>> start
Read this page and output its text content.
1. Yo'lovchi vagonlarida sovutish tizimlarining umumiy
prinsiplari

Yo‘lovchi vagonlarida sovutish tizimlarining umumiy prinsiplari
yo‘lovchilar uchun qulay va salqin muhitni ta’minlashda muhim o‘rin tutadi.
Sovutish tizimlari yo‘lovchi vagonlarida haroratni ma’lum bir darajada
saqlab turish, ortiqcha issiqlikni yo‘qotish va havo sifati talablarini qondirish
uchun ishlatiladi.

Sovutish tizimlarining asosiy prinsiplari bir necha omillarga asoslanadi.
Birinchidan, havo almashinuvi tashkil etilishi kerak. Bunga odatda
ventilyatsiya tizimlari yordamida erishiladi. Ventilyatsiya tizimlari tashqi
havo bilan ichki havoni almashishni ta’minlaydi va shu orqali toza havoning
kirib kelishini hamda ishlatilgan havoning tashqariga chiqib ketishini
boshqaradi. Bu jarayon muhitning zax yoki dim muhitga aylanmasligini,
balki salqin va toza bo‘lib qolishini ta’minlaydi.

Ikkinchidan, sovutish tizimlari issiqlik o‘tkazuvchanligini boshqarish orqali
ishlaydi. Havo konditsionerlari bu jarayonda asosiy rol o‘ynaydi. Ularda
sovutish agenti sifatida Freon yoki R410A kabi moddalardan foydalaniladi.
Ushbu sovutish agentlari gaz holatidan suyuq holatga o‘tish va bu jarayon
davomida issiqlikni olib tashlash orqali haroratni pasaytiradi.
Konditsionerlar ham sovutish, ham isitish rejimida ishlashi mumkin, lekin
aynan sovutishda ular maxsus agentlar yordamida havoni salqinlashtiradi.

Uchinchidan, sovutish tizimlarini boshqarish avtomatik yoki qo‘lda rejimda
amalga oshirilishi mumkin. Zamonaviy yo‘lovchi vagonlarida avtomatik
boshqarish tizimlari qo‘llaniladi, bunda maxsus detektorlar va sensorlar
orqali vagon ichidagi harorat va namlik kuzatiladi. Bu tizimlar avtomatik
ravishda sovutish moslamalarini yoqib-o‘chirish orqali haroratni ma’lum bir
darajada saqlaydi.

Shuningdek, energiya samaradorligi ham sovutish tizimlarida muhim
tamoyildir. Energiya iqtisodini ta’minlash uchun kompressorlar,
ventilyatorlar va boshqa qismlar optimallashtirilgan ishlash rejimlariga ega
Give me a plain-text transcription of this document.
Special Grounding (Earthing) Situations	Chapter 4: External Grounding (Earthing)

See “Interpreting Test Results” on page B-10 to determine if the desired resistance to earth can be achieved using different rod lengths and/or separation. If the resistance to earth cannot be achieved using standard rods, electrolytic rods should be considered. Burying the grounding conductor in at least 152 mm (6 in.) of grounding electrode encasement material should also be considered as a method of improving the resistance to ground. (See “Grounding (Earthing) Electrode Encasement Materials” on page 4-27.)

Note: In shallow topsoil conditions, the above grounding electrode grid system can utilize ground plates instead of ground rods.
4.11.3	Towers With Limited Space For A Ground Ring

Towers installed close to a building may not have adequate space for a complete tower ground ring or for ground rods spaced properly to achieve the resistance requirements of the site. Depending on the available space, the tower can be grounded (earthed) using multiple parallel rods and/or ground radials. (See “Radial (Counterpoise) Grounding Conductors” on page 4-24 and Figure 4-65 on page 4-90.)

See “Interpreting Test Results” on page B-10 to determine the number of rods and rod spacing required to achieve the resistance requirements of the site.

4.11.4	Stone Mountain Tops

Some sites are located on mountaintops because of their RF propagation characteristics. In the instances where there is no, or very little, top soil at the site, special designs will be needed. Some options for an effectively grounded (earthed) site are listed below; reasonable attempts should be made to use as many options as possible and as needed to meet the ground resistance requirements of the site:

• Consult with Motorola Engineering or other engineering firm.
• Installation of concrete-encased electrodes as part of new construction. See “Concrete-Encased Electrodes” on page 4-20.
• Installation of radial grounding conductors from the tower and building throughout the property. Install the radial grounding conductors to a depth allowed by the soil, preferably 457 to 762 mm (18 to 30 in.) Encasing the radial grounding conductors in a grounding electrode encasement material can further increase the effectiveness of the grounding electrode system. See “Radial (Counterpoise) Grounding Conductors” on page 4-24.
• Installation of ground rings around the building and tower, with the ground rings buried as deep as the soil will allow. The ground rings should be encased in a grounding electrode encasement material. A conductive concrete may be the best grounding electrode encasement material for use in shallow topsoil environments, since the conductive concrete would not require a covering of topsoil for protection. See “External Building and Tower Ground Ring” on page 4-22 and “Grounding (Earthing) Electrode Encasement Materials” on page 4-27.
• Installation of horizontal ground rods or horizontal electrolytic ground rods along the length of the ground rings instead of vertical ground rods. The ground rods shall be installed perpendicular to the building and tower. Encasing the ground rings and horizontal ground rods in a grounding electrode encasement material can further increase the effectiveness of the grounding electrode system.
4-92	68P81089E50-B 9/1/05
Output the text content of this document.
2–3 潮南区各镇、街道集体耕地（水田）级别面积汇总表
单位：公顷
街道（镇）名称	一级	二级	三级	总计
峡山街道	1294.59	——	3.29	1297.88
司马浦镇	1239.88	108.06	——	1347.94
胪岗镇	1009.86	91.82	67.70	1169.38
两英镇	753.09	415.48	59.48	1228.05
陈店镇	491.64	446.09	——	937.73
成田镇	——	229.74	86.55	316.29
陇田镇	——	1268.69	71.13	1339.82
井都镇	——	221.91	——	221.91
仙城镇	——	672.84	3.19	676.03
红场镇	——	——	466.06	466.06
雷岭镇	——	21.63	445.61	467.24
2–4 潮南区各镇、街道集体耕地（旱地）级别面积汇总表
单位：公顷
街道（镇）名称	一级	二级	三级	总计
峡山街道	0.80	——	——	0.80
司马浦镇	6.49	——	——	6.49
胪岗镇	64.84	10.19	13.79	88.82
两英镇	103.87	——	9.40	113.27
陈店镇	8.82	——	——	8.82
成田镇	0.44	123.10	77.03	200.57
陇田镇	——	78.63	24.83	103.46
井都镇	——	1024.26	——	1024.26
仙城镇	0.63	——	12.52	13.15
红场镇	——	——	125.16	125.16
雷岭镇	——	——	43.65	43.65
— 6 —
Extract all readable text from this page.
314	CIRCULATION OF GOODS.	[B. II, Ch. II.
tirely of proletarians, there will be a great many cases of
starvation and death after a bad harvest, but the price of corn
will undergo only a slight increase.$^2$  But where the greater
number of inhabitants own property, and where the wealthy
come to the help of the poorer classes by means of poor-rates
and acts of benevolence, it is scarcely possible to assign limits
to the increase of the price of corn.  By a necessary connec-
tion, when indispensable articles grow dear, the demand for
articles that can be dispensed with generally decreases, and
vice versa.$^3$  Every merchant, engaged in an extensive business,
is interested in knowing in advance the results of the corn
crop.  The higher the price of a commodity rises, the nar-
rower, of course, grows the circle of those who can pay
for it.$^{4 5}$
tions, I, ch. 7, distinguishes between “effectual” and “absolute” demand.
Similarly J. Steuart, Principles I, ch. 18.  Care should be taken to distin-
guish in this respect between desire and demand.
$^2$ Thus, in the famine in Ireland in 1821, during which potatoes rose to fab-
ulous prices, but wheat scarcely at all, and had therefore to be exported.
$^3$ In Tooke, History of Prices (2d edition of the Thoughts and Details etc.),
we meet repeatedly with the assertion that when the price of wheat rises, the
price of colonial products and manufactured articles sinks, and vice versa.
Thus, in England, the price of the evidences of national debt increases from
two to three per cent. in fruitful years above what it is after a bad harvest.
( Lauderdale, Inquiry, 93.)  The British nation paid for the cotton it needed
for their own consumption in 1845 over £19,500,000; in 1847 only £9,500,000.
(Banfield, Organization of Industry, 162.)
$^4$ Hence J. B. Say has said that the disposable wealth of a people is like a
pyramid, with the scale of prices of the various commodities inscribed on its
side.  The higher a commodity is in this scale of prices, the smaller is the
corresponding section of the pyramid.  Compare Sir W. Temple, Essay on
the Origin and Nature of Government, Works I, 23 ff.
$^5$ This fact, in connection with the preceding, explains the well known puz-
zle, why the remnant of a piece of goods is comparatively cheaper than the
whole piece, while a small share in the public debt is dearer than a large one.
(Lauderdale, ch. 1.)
>> end
INSTRUCTION.
Extract all lines from the data in which "material" is found.

OUTPUT FOR THIS TASK.
See “Interpreting Test Results” on page B-10 to determine if the desired resistance to earth can be achieved using different rod lengths and/or separation. If the resistance to earth cannot be achieved using standard rods, electrolytic rods should be considered. Burying the grounding conductor in at least 152 mm (6 in.) of grounding electrode encasement material should also be considered as a method of improving the resistance to ground. (See “Grounding (Earthing) Electrode Encasement Materials” on page 4-27.)
• Installation of radial grounding conductors from the tower and building throughout the property. Install the radial grounding conductors to a depth allowed by the soil, preferably 457 to 762 mm (18 to 30 in.) Encasing the radial grounding conductors in a grounding electrode encasement material can further increase the effectiveness of the grounding electrode system. See “Radial (Counterpoise) Grounding Conductors” on page 4-24.
• Installation of ground rings around the building and tower, with the ground rings buried as deep as the soil will allow. The ground rings should be encased in a grounding electrode encasement material. A conductive concrete may be the best grounding electrode encasement material for use in shallow topsoil environments, since the conductive concrete would not require a covering of topsoil for protection. See “External Building and Tower Ground Ring” on page 4-22 and “Grounding (Earthing) Electrode Encasement Materials” on page 4-27.
• Installation of horizontal ground rods or horizontal electrolytic ground rods along the length of the ground rings instead of vertical ground rods. The ground rods shall be installed perpendicular to the building and tower. Encasing the ground rings and horizontal ground rods in a grounding electrode encasement material can further increase the effectiveness of the grounding electrode system.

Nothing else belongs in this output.